From the listing below, extract each entry exactly as written, minus the images.

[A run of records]
---

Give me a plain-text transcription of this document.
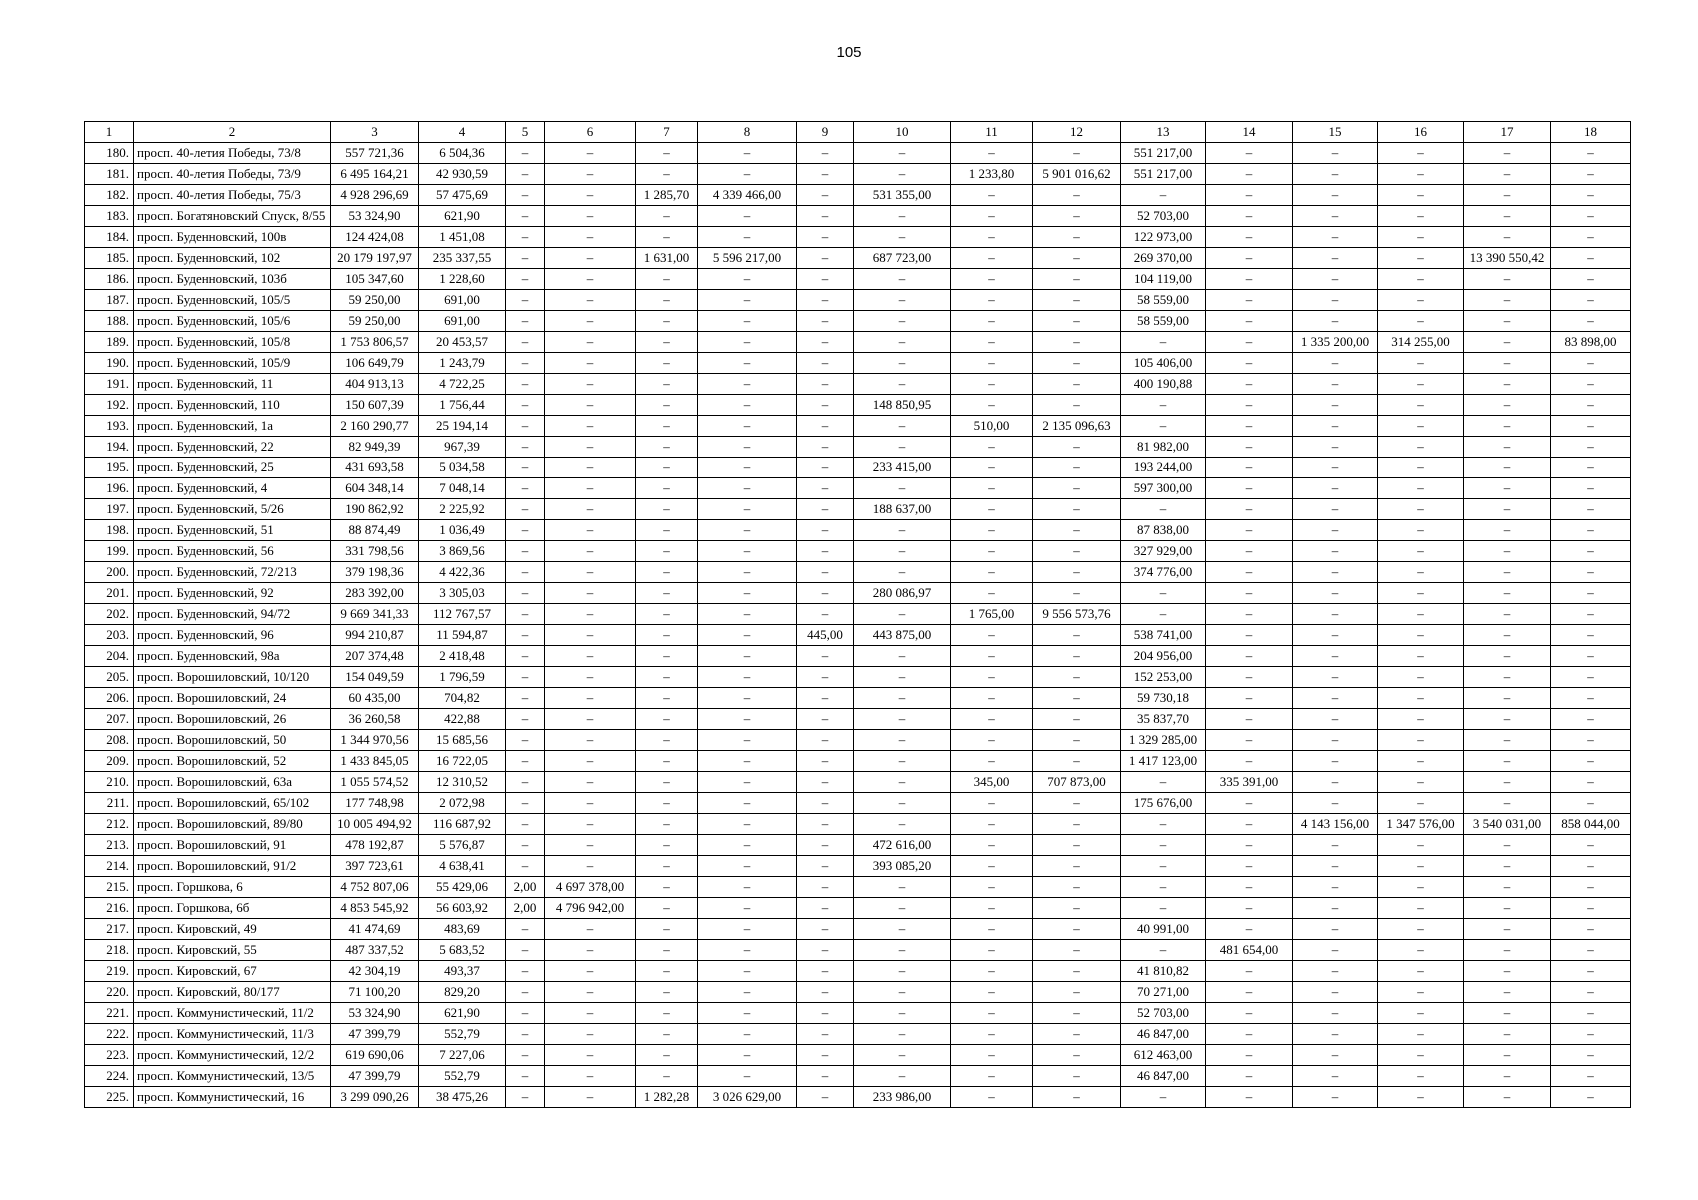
105
1	2	3	4	5	6	7	8	9	10	11	12	13	14	15	16	17	18
180.	просп. 40-летия Победы, 73/8	557 721,36	6 504,36	–	–	–	–	–	–	–	–	551 217,00	–	–	–	–	–
181.	просп. 40-летия Победы, 73/9	6 495 164,21	42 930,59	–	–	–	–	–	–	1 233,80	5 901 016,62	551 217,00	–	–	–	–	–
182.	просп. 40-летия Победы, 75/3	4 928 296,69	57 475,69	–	–	1 285,70	4 339 466,00	–	531 355,00	–	–	–	–	–	–	–	–
183.	просп. Богатяновский Спуск, 8/55	53 324,90	621,90	–	–	–	–	–	–	–	–	52 703,00	–	–	–	–	–
184.	просп. Буденновский, 100в	124 424,08	1 451,08	–	–	–	–	–	–	–	–	122 973,00	–	–	–	–	–
185.	просп. Буденновский, 102	20 179 197,97	235 337,55	–	–	1 631,00	5 596 217,00	–	687 723,00	–	–	269 370,00	–	–	–	13 390 550,42	–
186.	просп. Буденновский, 103б	105 347,60	1 228,60	–	–	–	–	–	–	–	–	104 119,00	–	–	–	–	–
187.	просп. Буденновский, 105/5	59 250,00	691,00	–	–	–	–	–	–	–	–	58 559,00	–	–	–	–	–
188.	просп. Буденновский, 105/6	59 250,00	691,00	–	–	–	–	–	–	–	–	58 559,00	–	–	–	–	–
189.	просп. Буденновский, 105/8	1 753 806,57	20 453,57	–	–	–	–	–	–	–	–	–	–	1 335 200,00	314 255,00	–	83 898,00
190.	просп. Буденновский, 105/9	106 649,79	1 243,79	–	–	–	–	–	–	–	–	105 406,00	–	–	–	–	–
191.	просп. Буденновский, 11	404 913,13	4 722,25	–	–	–	–	–	–	–	–	400 190,88	–	–	–	–	–
192.	просп. Буденновский, 110	150 607,39	1 756,44	–	–	–	–	–	148 850,95	–	–	–	–	–	–	–	–
193.	просп. Буденновский, 1а	2 160 290,77	25 194,14	–	–	–	–	–	–	510,00	2 135 096,63	–	–	–	–	–	–
194.	просп. Буденновский, 22	82 949,39	967,39	–	–	–	–	–	–	–	–	81 982,00	–	–	–	–	–
195.	просп. Буденновский, 25	431 693,58	5 034,58	–	–	–	–	–	233 415,00	–	–	193 244,00	–	–	–	–	–
196.	просп. Буденновский, 4	604 348,14	7 048,14	–	–	–	–	–	–	–	–	597 300,00	–	–	–	–	–
197.	просп. Буденновский, 5/26	190 862,92	2 225,92	–	–	–	–	–	188 637,00	–	–	–	–	–	–	–	–
198.	просп. Буденновский, 51	88 874,49	1 036,49	–	–	–	–	–	–	–	–	87 838,00	–	–	–	–	–
199.	просп. Буденновский, 56	331 798,56	3 869,56	–	–	–	–	–	–	–	–	327 929,00	–	–	–	–	–
200.	просп. Буденновский, 72/213	379 198,36	4 422,36	–	–	–	–	–	–	–	–	374 776,00	–	–	–	–	–
201.	просп. Буденновский, 92	283 392,00	3 305,03	–	–	–	–	–	280 086,97	–	–	–	–	–	–	–	–
202.	просп. Буденновский, 94/72	9 669 341,33	112 767,57	–	–	–	–	–	–	1 765,00	9 556 573,76	–	–	–	–	–	–
203.	просп. Буденновский, 96	994 210,87	11 594,87	–	–	–	–	445,00	443 875,00	–	–	538 741,00	–	–	–	–	–
204.	просп. Буденновский, 98а	207 374,48	2 418,48	–	–	–	–	–	–	–	–	204 956,00	–	–	–	–	–
205.	просп. Ворошиловский, 10/120	154 049,59	1 796,59	–	–	–	–	–	–	–	–	152 253,00	–	–	–	–	–
206.	просп. Ворошиловский, 24	60 435,00	704,82	–	–	–	–	–	–	–	–	59 730,18	–	–	–	–	–
207.	просп. Ворошиловский, 26	36 260,58	422,88	–	–	–	–	–	–	–	–	35 837,70	–	–	–	–	–
208.	просп. Ворошиловский, 50	1 344 970,56	15 685,56	–	–	–	–	–	–	–	–	1 329 285,00	–	–	–	–	–
209.	просп. Ворошиловский, 52	1 433 845,05	16 722,05	–	–	–	–	–	–	–	–	1 417 123,00	–	–	–	–	–
210.	просп. Ворошиловский, 63а	1 055 574,52	12 310,52	–	–	–	–	–	–	345,00	707 873,00	–	335 391,00	–	–	–	–
211.	просп. Ворошиловский, 65/102	177 748,98	2 072,98	–	–	–	–	–	–	–	–	175 676,00	–	–	–	–	–
212.	просп. Ворошиловский, 89/80	10 005 494,92	116 687,92	–	–	–	–	–	–	–	–	–	–	4 143 156,00	1 347 576,00	3 540 031,00	858 044,00
213.	просп. Ворошиловский, 91	478 192,87	5 576,87	–	–	–	–	–	472 616,00	–	–	–	–	–	–	–	–
214.	просп. Ворошиловский, 91/2	397 723,61	4 638,41	–	–	–	–	–	393 085,20	–	–	–	–	–	–	–	–
215.	просп. Горшкова, 6	4 752 807,06	55 429,06	2,00	4 697 378,00	–	–	–	–	–	–	–	–	–	–	–	–
216.	просп. Горшкова, 6б	4 853 545,92	56 603,92	2,00	4 796 942,00	–	–	–	–	–	–	–	–	–	–	–	–
217.	просп. Кировский, 49	41 474,69	483,69	–	–	–	–	–	–	–	–	40 991,00	–	–	–	–	–
218.	просп. Кировский, 55	487 337,52	5 683,52	–	–	–	–	–	–	–	–	–	481 654,00	–	–	–	–
219.	просп. Кировский, 67	42 304,19	493,37	–	–	–	–	–	–	–	–	41 810,82	–	–	–	–	–
220.	просп. Кировский, 80/177	71 100,20	829,20	–	–	–	–	–	–	–	–	70 271,00	–	–	–	–	–
221.	просп. Коммунистический, 11/2	53 324,90	621,90	–	–	–	–	–	–	–	–	52 703,00	–	–	–	–	–
222.	просп. Коммунистический, 11/3	47 399,79	552,79	–	–	–	–	–	–	–	–	46 847,00	–	–	–	–	–
223.	просп. Коммунистический, 12/2	619 690,06	7 227,06	–	–	–	–	–	–	–	–	612 463,00	–	–	–	–	–
224.	просп. Коммунистический, 13/5	47 399,79	552,79	–	–	–	–	–	–	–	–	46 847,00	–	–	–	–	–
225.	просп. Коммунистический, 16	3 299 090,26	38 475,26	–	–	1 282,28	3 026 629,00	–	233 986,00	–	–	–	–	–	–	–	–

---

Output for this task:
Give me a plain-text transcription of this document.
105
1	2	3	4	5	6	7	8	9	10	11	12	13	14	15	16	17	18
180.	просп. 40-летия Победы, 73/8	557 721,36	6 504,36	–	–	–	–	–	–	–	–	551 217,00	–	–	–	–	–
181.	просп. 40-летия Победы, 73/9	6 495 164,21	42 930,59	–	–	–	–	–	–	1 233,80	5 901 016,62	551 217,00	–	–	–	–	–
182.	просп. 40-летия Победы, 75/3	4 928 296,69	57 475,69	–	–	1 285,70	4 339 466,00	–	531 355,00	–	–	–	–	–	–	–	–
183.	просп. Богатяновский Спуск, 8/55	53 324,90	621,90	–	–	–	–	–	–	–	–	52 703,00	–	–	–	–	–
184.	просп. Буденновский, 100в	124 424,08	1 451,08	–	–	–	–	–	–	–	–	122 973,00	–	–	–	–	–
185.	просп. Буденновский, 102	20 179 197,97	235 337,55	–	–	1 631,00	5 596 217,00	–	687 723,00	–	–	269 370,00	–	–	–	13 390 550,42	–
186.	просп. Буденновский, 103б	105 347,60	1 228,60	–	–	–	–	–	–	–	–	104 119,00	–	–	–	–	–
187.	просп. Буденновский, 105/5	59 250,00	691,00	–	–	–	–	–	–	–	–	58 559,00	–	–	–	–	–
188.	просп. Буденновский, 105/6	59 250,00	691,00	–	–	–	–	–	–	–	–	58 559,00	–	–	–	–	–
189.	просп. Буденновский, 105/8	1 753 806,57	20 453,57	–	–	–	–	–	–	–	–	–	–	1 335 200,00	314 255,00	–	83 898,00
190.	просп. Буденновский, 105/9	106 649,79	1 243,79	–	–	–	–	–	–	–	–	105 406,00	–	–	–	–	–
191.	просп. Буденновский, 11	404 913,13	4 722,25	–	–	–	–	–	–	–	–	400 190,88	–	–	–	–	–
192.	просп. Буденновский, 110	150 607,39	1 756,44	–	–	–	–	–	148 850,95	–	–	–	–	–	–	–	–
193.	просп. Буденновский, 1а	2 160 290,77	25 194,14	–	–	–	–	–	–	510,00	2 135 096,63	–	–	–	–	–	–
194.	просп. Буденновский, 22	82 949,39	967,39	–	–	–	–	–	–	–	–	81 982,00	–	–	–	–	–
195.	просп. Буденновский, 25	431 693,58	5 034,58	–	–	–	–	–	233 415,00	–	–	193 244,00	–	–	–	–	–
196.	просп. Буденновский, 4	604 348,14	7 048,14	–	–	–	–	–	–	–	–	597 300,00	–	–	–	–	–
197.	просп. Буденновский, 5/26	190 862,92	2 225,92	–	–	–	–	–	188 637,00	–	–	–	–	–	–	–	–
198.	просп. Буденновский, 51	88 874,49	1 036,49	–	–	–	–	–	–	–	–	87 838,00	–	–	–	–	–
199.	просп. Буденновский, 56	331 798,56	3 869,56	–	–	–	–	–	–	–	–	327 929,00	–	–	–	–	–
200.	просп. Буденновский, 72/213	379 198,36	4 422,36	–	–	–	–	–	–	–	–	374 776,00	–	–	–	–	–
201.	просп. Буденновский, 92	283 392,00	3 305,03	–	–	–	–	–	280 086,97	–	–	–	–	–	–	–	–
202.	просп. Буденновский, 94/72	9 669 341,33	112 767,57	–	–	–	–	–	–	1 765,00	9 556 573,76	–	–	–	–	–	–
203.	просп. Буденновский, 96	994 210,87	11 594,87	–	–	–	–	445,00	443 875,00	–	–	538 741,00	–	–	–	–	–
204.	просп. Буденновский, 98а	207 374,48	2 418,48	–	–	–	–	–	–	–	–	204 956,00	–	–	–	–	–
205.	просп. Ворошиловский, 10/120	154 049,59	1 796,59	–	–	–	–	–	–	–	–	152 253,00	–	–	–	–	–
206.	просп. Ворошиловский, 24	60 435,00	704,82	–	–	–	–	–	–	–	–	59 730,18	–	–	–	–	–
207.	просп. Ворошиловский, 26	36 260,58	422,88	–	–	–	–	–	–	–	–	35 837,70	–	–	–	–	–
208.	просп. Ворошиловский, 50	1 344 970,56	15 685,56	–	–	–	–	–	–	–	–	1 329 285,00	–	–	–	–	–
209.	просп. Ворошиловский, 52	1 433 845,05	16 722,05	–	–	–	–	–	–	–	–	1 417 123,00	–	–	–	–	–
210.	просп. Ворошиловский, 63а	1 055 574,52	12 310,52	–	–	–	–	–	–	345,00	707 873,00	–	335 391,00	–	–	–	–
211.	просп. Ворошиловский, 65/102	177 748,98	2 072,98	–	–	–	–	–	–	–	–	175 676,00	–	–	–	–	–
212.	просп. Ворошиловский, 89/80	10 005 494,92	116 687,92	–	–	–	–	–	–	–	–	–	–	4 143 156,00	1 347 576,00	3 540 031,00	858 044,00
213.	просп. Ворошиловский, 91	478 192,87	5 576,87	–	–	–	–	–	472 616,00	–	–	–	–	–	–	–	–
214.	просп. Ворошиловский, 91/2	397 723,61	4 638,41	–	–	–	–	–	393 085,20	–	–	–	–	–	–	–	–
215.	просп. Горшкова, 6	4 752 807,06	55 429,06	2,00	4 697 378,00	–	–	–	–	–	–	–	–	–	–	–	–
216.	просп. Горшкова, 6б	4 853 545,92	56 603,92	2,00	4 796 942,00	–	–	–	–	–	–	–	–	–	–	–	–
217.	просп. Кировский, 49	41 474,69	483,69	–	–	–	–	–	–	–	–	40 991,00	–	–	–	–	–
218.	просп. Кировский, 55	487 337,52	5 683,52	–	–	–	–	–	–	–	–	–	481 654,00	–	–	–	–
219.	просп. Кировский, 67	42 304,19	493,37	–	–	–	–	–	–	–	–	41 810,82	–	–	–	–	–
220.	просп. Кировский, 80/177	71 100,20	829,20	–	–	–	–	–	–	–	–	70 271,00	–	–	–	–	–
221.	просп. Коммунистический, 11/2	53 324,90	621,90	–	–	–	–	–	–	–	–	52 703,00	–	–	–	–	–
222.	просп. Коммунистический, 11/3	47 399,79	552,79	–	–	–	–	–	–	–	–	46 847,00	–	–	–	–	–
223.	просп. Коммунистический, 12/2	619 690,06	7 227,06	–	–	–	–	–	–	–	–	612 463,00	–	–	–	–	–
224.	просп. Коммунистический, 13/5	47 399,79	552,79	–	–	–	–	–	–	–	–	46 847,00	–	–	–	–	–
225.	просп. Коммунистический, 16	3 299 090,26	38 475,26	–	–	1 282,28	3 026 629,00	–	233 986,00	–	–	–	–	–	–	–	–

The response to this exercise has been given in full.